╭──
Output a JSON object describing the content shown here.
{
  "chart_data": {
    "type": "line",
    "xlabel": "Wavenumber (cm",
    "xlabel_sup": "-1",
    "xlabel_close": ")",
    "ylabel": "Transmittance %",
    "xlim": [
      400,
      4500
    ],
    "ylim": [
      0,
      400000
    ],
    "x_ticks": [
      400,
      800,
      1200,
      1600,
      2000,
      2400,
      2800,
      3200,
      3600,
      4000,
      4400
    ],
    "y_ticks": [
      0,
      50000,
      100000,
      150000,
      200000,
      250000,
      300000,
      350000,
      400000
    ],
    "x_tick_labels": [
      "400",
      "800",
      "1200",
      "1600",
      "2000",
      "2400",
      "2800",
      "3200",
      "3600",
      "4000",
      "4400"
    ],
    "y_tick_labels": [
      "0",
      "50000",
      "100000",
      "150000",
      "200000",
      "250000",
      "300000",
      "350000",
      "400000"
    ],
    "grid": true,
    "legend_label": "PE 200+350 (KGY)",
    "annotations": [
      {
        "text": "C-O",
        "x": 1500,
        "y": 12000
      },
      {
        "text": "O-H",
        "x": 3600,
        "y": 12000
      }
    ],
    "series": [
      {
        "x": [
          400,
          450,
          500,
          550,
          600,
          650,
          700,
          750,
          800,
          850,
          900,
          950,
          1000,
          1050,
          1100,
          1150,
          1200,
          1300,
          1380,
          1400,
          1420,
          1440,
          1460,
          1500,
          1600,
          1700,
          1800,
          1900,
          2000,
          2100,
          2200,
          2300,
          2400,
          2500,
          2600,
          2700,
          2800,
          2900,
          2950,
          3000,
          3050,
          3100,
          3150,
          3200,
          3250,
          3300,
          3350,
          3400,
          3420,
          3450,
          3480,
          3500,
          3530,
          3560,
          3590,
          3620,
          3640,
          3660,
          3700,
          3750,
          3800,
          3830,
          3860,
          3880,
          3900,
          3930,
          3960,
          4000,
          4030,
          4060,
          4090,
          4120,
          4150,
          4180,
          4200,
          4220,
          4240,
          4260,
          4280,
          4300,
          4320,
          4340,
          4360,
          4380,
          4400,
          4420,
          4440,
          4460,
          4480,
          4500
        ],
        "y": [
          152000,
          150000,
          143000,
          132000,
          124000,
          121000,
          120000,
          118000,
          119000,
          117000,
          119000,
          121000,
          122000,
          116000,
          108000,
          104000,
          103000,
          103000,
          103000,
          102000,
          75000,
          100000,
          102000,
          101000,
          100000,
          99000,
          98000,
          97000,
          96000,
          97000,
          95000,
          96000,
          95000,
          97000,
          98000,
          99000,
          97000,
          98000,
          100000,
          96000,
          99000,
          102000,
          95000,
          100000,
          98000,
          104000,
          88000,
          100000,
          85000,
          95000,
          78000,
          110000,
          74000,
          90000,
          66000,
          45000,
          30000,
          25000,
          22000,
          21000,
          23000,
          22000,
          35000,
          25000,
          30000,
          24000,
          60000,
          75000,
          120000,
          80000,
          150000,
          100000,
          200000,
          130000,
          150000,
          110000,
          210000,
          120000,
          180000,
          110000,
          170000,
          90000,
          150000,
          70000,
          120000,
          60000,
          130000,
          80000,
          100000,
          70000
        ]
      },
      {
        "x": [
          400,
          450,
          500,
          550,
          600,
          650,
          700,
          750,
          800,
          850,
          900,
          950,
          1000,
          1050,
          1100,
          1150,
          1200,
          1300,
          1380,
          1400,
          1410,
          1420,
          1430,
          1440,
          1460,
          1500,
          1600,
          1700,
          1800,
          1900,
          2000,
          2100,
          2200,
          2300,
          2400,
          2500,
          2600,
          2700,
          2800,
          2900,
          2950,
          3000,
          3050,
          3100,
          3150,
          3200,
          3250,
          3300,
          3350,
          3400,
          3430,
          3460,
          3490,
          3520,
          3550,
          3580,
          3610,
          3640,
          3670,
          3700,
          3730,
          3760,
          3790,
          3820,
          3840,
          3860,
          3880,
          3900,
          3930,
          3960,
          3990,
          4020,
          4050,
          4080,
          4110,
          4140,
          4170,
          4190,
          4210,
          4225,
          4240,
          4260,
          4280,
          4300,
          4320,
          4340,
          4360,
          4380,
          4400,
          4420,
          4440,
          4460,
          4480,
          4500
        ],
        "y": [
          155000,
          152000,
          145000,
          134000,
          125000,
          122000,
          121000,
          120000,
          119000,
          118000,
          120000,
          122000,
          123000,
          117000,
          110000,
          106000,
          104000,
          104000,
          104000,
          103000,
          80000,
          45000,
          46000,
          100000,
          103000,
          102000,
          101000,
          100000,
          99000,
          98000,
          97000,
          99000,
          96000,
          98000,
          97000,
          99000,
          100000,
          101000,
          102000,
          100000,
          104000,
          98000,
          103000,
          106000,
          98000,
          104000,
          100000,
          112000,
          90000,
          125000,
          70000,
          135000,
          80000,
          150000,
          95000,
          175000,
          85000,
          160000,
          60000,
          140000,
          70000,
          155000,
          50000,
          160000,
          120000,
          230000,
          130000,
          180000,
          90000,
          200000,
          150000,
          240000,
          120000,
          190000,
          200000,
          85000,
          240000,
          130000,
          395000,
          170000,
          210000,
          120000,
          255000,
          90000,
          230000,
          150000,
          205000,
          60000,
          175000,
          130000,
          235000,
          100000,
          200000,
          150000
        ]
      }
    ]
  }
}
╰──
Return all of the entries exactly as written.

* _FINAL RESULT_:
Output a JSON object describing the content shown here.
{
  "chart_data": {
    "type": "line",
    "xlabel": "Wavenumber (cm",
    "xlabel_sup": "-1",
    "xlabel_close": ")",
    "ylabel": "Transmittance %",
    "xlim": [
      400,
      4500
    ],
    "ylim": [
      0,
      400000
    ],
    "x_ticks": [
      400,
      800,
      1200,
      1600,
      2000,
      2400,
      2800,
      3200,
      3600,
      4000,
      4400
    ],
    "y_ticks": [
      0,
      50000,
      100000,
      150000,
      200000,
      250000,
      300000,
      350000,
      400000
    ],
    "x_tick_labels": [
      "400",
      "800",
      "1200",
      "1600",
      "2000",
      "2400",
      "2800",
      "3200",
      "3600",
      "4000",
      "4400"
    ],
    "y_tick_labels": [
      "0",
      "50000",
      "100000",
      "150000",
      "200000",
      "250000",
      "300000",
      "350000",
      "400000"
    ],
    "grid": true,
    "legend_label": "PE 200+350 (KGY)",
    "annotations": [
      {
        "text": "C-O",
        "x": 1500,
        "y": 12000
      },
      {
        "text": "O-H",
        "x": 3600,
        "y": 12000
      }
    ],
    "series": [
      {
        "x": [
          400,
          450,
          500,
          550,
          600,
          650,
          700,
          750,
          800,
          850,
          900,
          950,
          1000,
          1050,
          1100,
          1150,
          1200,
          1300,
          1380,
          1400,
          1420,
          1440,
          1460,
          1500,
          1600,
          1700,
          1800,
          1900,
          2000,
          2100,
          2200,
          2300,
          2400,
          2500,
          2600,
          2700,
          2800,
          2900,
          2950,
          3000,
          3050,
          3100,
          3150,
          3200,
          3250,
          3300,
          3350,
          3400,
          3420,
          3450,
          3480,
          3500,
          3530,
          3560,
          3590,
          3620,
          3640,
          3660,
          3700,
          3750,
          3800,
          3830,
          3860,
          3880,
          3900,
          3930,
          3960,
          4000,
          4030,
          4060,
          4090,
          4120,
          4150,
          4180,
          4200,
          4220,
          4240,
          4260,
          4280,
          4300,
          4320,
          4340,
          4360,
          4380,
          4400,
          4420,
          4440,
          4460,
          4480,
          4500
        ],
        "y": [
          152000,
          150000,
          143000,
          132000,
          124000,
          121000,
          120000,
          118000,
          119000,
          117000,
          119000,
          121000,
          122000,
          116000,
          108000,
          104000,
          103000,
          103000,
          103000,
          102000,
          75000,
          100000,
          102000,
          101000,
          100000,
          99000,
          98000,
          97000,
          96000,
          97000,
          95000,
          96000,
          95000,
          97000,
          98000,
          99000,
          97000,
          98000,
          100000,
          96000,
          99000,
          102000,
          95000,
          100000,
          98000,
          104000,
          88000,
          100000,
          85000,
          95000,
          78000,
          110000,
          74000,
          90000,
          66000,
          45000,
          30000,
          25000,
          22000,
          21000,
          23000,
          22000,
          35000,
          25000,
          30000,
          24000,
          60000,
          75000,
          120000,
          80000,
          150000,
          100000,
          200000,
          130000,
          150000,
          110000,
          210000,
          120000,
          180000,
          110000,
          170000,
          90000,
          150000,
          70000,
          120000,
          60000,
          130000,
          80000,
          100000,
          70000
        ]
      },
      {
        "x": [
          400,
          450,
          500,
          550,
          600,
          650,
          700,
          750,
          800,
          850,
          900,
          950,
          1000,
          1050,
          1100,
          1150,
          1200,
          1300,
          1380,
          1400,
          1410,
          1420,
          1430,
          1440,
          1460,
          1500,
          1600,
          1700,
          1800,
          1900,
          2000,
          2100,
          2200,
          2300,
          2400,
          2500,
          2600,
          2700,
          2800,
          2900,
          2950,
          3000,
          3050,
          3100,
          3150,
          3200,
          3250,
          3300,
          3350,
          3400,
          3430,
          3460,
          3490,
          3520,
          3550,
          3580,
          3610,
          3640,
          3670,
          3700,
          3730,
          3760,
          3790,
          3820,
          3840,
          3860,
          3880,
          3900,
          3930,
          3960,
          3990,
          4020,
          4050,
          4080,
          4110,
          4140,
          4170,
          4190,
          4210,
          4225,
          4240,
          4260,
          4280,
          4300,
          4320,
          4340,
          4360,
          4380,
          4400,
          4420,
          4440,
          4460,
          4480,
          4500
        ],
        "y": [
          155000,
          152000,
          145000,
          134000,
          125000,
          122000,
          121000,
          120000,
          119000,
          118000,
          120000,
          122000,
          123000,
          117000,
          110000,
          106000,
          104000,
          104000,
          104000,
          103000,
          80000,
          45000,
          46000,
          100000,
          103000,
          102000,
          101000,
          100000,
          99000,
          98000,
          97000,
          99000,
          96000,
          98000,
          97000,
          99000,
          100000,
          101000,
          102000,
          100000,
          104000,
          98000,
          103000,
          106000,
          98000,
          104000,
          100000,
          112000,
          90000,
          125000,
          70000,
          135000,
          80000,
          150000,
          95000,
          175000,
          85000,
          160000,
          60000,
          140000,
          70000,
          155000,
          50000,
          160000,
          120000,
          230000,
          130000,
          180000,
          90000,
          200000,
          150000,
          240000,
          120000,
          190000,
          200000,
          85000,
          240000,
          130000,
          395000,
          170000,
          210000,
          120000,
          255000,
          90000,
          230000,
          150000,
          205000,
          60000,
          175000,
          130000,
          235000,
          100000,
          200000,
          150000
        ]
      }
    ]
  }
}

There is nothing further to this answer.